++++ DATA TO PROCESS ++++

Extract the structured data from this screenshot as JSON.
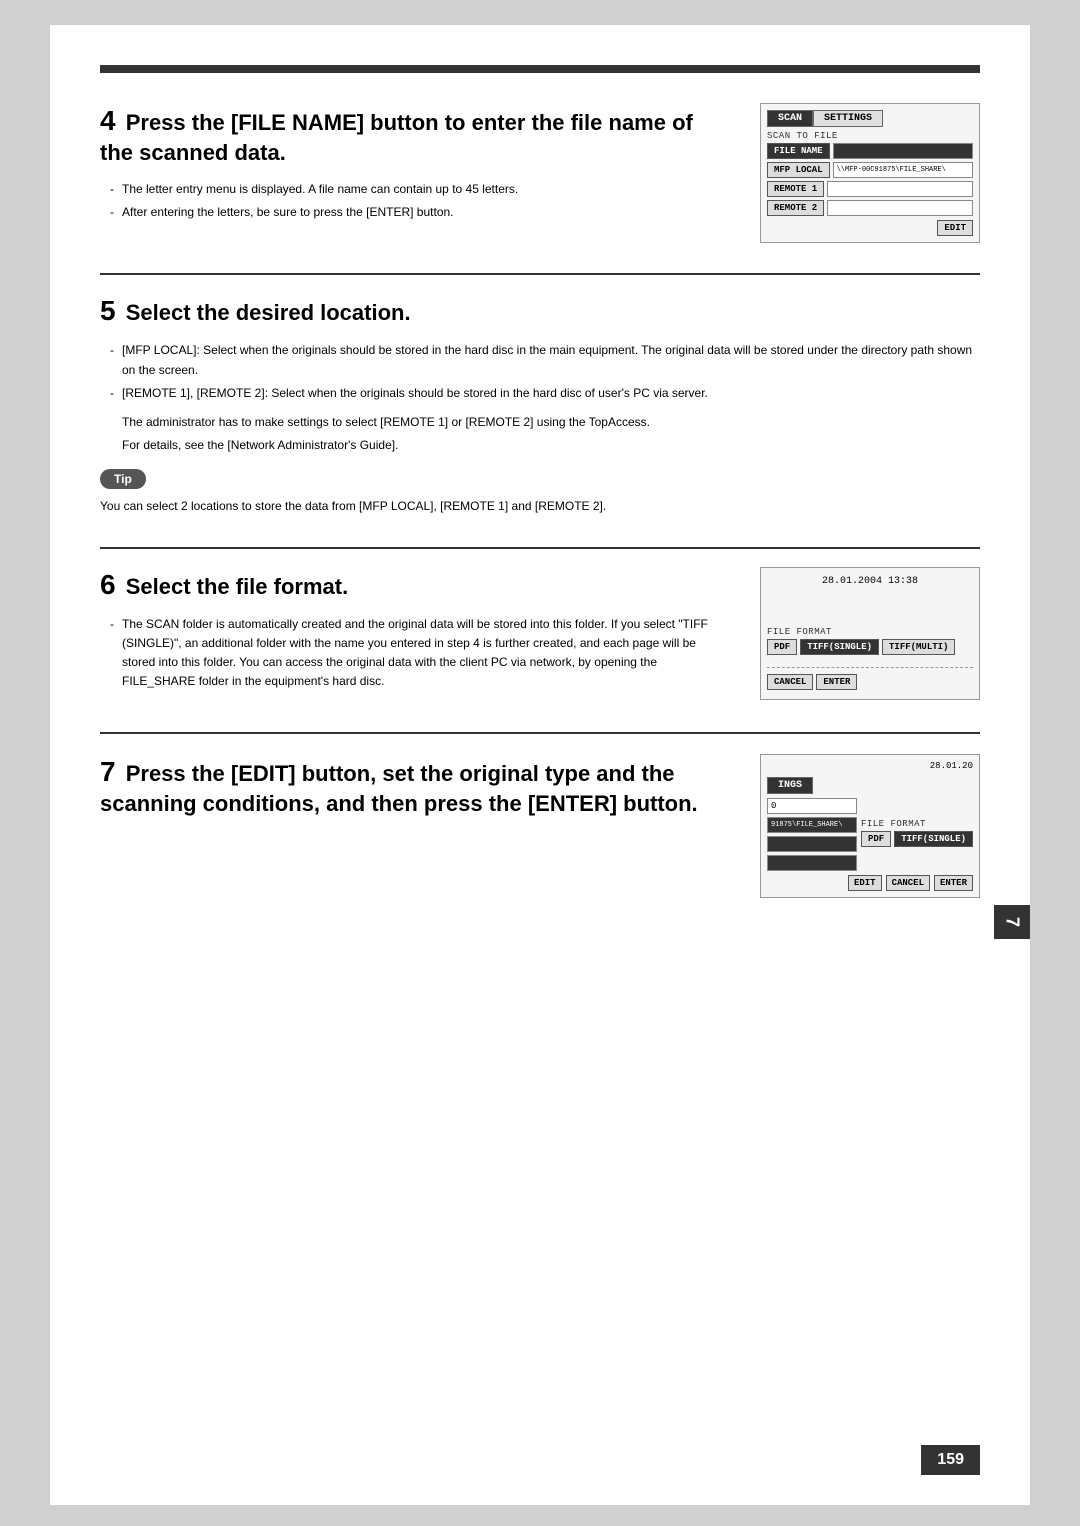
{
  "page": {
    "page_number": "159",
    "side_tab": "7"
  },
  "step4": {
    "number": "4",
    "heading": "Press the [FILE NAME] button to enter the file name of the scanned data.",
    "bullets": [
      "The letter entry menu is displayed. A file name can contain up to 45 letters.",
      "After entering the letters, be sure to press the [ENTER] button."
    ]
  },
  "step5": {
    "number": "5",
    "heading": "Select the desired location.",
    "bullets": [
      "[MFP LOCAL]: Select when the originals should be stored in the hard disc in the main equipment. The original data will be stored under the directory path shown on the screen.",
      "[REMOTE 1], [REMOTE 2]: Select when the originals should be stored in the hard disc of user's PC via server."
    ],
    "extra_text1": "The administrator has to make settings to select [REMOTE 1] or [REMOTE 2] using the TopAccess.",
    "extra_text2": "For details, see the [Network Administrator's Guide]."
  },
  "tip": {
    "label": "Tip",
    "text": "You can select 2 locations to store the data from [MFP LOCAL], [REMOTE 1] and [REMOTE 2]."
  },
  "step6": {
    "number": "6",
    "heading": "Select the file format.",
    "bullets": [
      "The SCAN folder is automatically created and the original data will be stored into this folder. If you select \"TIFF (SINGLE)\", an additional folder with the name you entered in step 4 is further created, and each page will be stored into this folder. You can access the original data with the client PC via network, by opening the FILE_SHARE folder in the equipment's hard disc."
    ]
  },
  "step7": {
    "number": "7",
    "heading": "Press the [EDIT] button, set the original type and the scanning conditions, and then press the [ENTER] button."
  },
  "panel1": {
    "tab_scan": "SCAN",
    "tab_settings": "SETTINGS",
    "scan_to_file": "SCAN TO FILE",
    "file_name_label": "FILE NAME",
    "file_name_value": "",
    "mfp_local_label": "MFP LOCAL",
    "mfp_local_value": "\\\\MFP-00C91875\\FILE_SHARE\\",
    "remote1_label": "REMOTE 1",
    "remote1_value": "",
    "remote2_label": "REMOTE 2",
    "remote2_value": "",
    "edit_btn": "EDIT"
  },
  "panel2": {
    "timestamp": "28.01.2004  13:38",
    "file_format_label": "FILE FORMAT",
    "btn_pdf": "PDF",
    "btn_tiff_single": "TIFF(SINGLE)",
    "btn_tiff_multi": "TIFF(MULTI)",
    "btn_cancel": "CANCEL",
    "btn_enter": "ENTER"
  },
  "panel3": {
    "timestamp": "28.01.20",
    "tab_ings": "INGS",
    "field1_label": "0",
    "file_format_label": "FILE FORMAT",
    "field_path": "91875\\FILE_SHARE\\",
    "btn_pdf": "PDF",
    "btn_tiff_single": "TIFF(SINGLE)",
    "btn_edit": "EDIT",
    "btn_cancel": "CANCEL",
    "btn_enter": "ENTER"
  }
}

++++

- **TASK PROMPT**: In how many lines does the word "letters" appear? Respond with the number alone.

- **TASK SOLUTION**: 2